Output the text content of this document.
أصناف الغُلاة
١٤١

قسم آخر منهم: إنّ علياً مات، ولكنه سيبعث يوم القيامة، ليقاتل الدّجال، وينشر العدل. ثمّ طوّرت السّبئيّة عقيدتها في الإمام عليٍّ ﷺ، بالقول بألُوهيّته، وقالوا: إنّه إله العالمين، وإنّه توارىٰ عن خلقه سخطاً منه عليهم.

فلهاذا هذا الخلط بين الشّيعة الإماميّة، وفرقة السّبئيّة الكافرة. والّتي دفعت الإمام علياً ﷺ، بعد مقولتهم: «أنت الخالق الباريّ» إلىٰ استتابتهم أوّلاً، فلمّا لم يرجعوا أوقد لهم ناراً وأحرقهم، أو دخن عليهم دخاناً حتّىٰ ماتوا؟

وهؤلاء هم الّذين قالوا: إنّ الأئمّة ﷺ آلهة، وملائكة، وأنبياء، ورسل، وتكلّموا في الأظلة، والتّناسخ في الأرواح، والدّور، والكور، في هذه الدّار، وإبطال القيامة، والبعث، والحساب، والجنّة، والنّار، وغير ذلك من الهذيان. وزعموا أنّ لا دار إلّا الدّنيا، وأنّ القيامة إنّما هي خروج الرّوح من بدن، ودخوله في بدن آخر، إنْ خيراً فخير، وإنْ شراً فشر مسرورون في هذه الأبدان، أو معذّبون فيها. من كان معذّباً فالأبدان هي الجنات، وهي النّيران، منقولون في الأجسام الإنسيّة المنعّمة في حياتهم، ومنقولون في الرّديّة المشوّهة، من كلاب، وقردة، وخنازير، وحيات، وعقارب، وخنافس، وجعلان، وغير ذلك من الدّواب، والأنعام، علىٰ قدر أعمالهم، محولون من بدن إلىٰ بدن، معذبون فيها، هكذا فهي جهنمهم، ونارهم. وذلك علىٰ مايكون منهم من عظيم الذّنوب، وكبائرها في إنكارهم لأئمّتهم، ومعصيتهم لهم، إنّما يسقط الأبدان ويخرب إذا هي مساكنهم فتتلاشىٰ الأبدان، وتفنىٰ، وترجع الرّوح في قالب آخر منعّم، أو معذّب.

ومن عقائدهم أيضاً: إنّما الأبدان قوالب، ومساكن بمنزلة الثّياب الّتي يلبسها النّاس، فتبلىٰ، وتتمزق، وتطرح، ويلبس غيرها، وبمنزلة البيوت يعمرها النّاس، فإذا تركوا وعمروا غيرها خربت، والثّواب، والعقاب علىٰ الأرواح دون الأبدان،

TASK TO COMPLETE
Give the number of lines in the entries above that include the string "عليهم". No other output is expected.

EXERCISE ANSWER
2